- DESCRIPTION OF THE TASK -
Where does the string "Erfolg" appear in the records? Copy every line that contains it.

— BEGIN STORED DATA —

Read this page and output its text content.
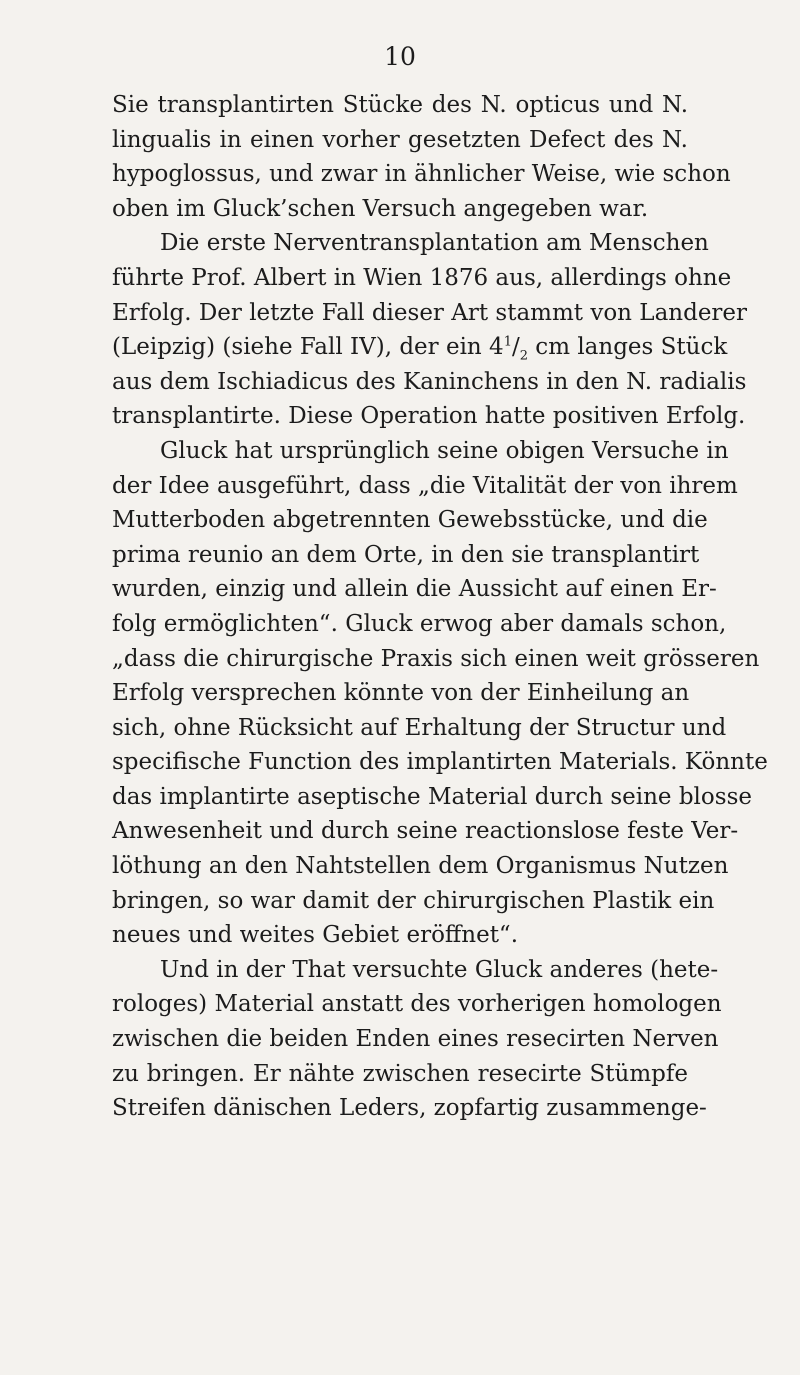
10
Sie transplantirten Stücke des N. opticus und N.
lingualis in einen vorher gesetzten Defect des N.
hypoglossus, und zwar in ähnlicher Weise, wie schon
oben im Gluck’schen Versuch angegeben war.
Die erste Nerventransplantation am Menschen
führte Prof. Albert in Wien 1876 aus, allerdings ohne
Erfolg. Der letzte Fall dieser Art stammt von Landerer
(Leipzig) (siehe Fall IV), der ein $4^1/_2$ cm langes Stück
aus dem Ischiadicus des Kaninchens in den N. radialis
transplantirte. Diese Operation hatte positiven Erfolg.
Gluck hat ursprünglich seine obigen Versuche in
der Idee ausgeführt, dass „die Vitalität der von ihrem
Mutterboden abgetrennten Gewebsstücke, und die
prima reunio an dem Orte, in den sie transplantirt
wurden, einzig und allein die Aussicht auf einen Er-
folg ermöglichten“. Gluck erwog aber damals schon,
„dass die chirurgische Praxis sich einen weit grösseren
Erfolg versprechen könnte von der Einheilung an
sich, ohne Rücksicht auf Erhaltung der Structur und
specifische Function des implantirten Materials. Könnte
das implantirte aseptische Material durch seine blosse
Anwesenheit und durch seine reactionslose feste Ver-
löthung an den Nahtstellen dem Organismus Nutzen
bringen, so war damit der chirurgischen Plastik ein
neues und weites Gebiet eröffnet“.
Und in der That versuchte Gluck anderes (hete-
rologes) Material anstatt des vorherigen homologen
zwischen die beiden Enden eines resecirten Nerven
zu bringen. Er nähte zwischen resecirte Stümpfe
Streifen dänischen Leders, zopfartig zusammenge-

— END STORED DATA —

- OUTPUT FOR THIS EXERCISE -
Erfolg. Der letzte Fall dieser Art stammt von Landerer
transplantirte. Diese Operation hatte positiven Erfolg.
Erfolg versprechen könnte von der Einheilung an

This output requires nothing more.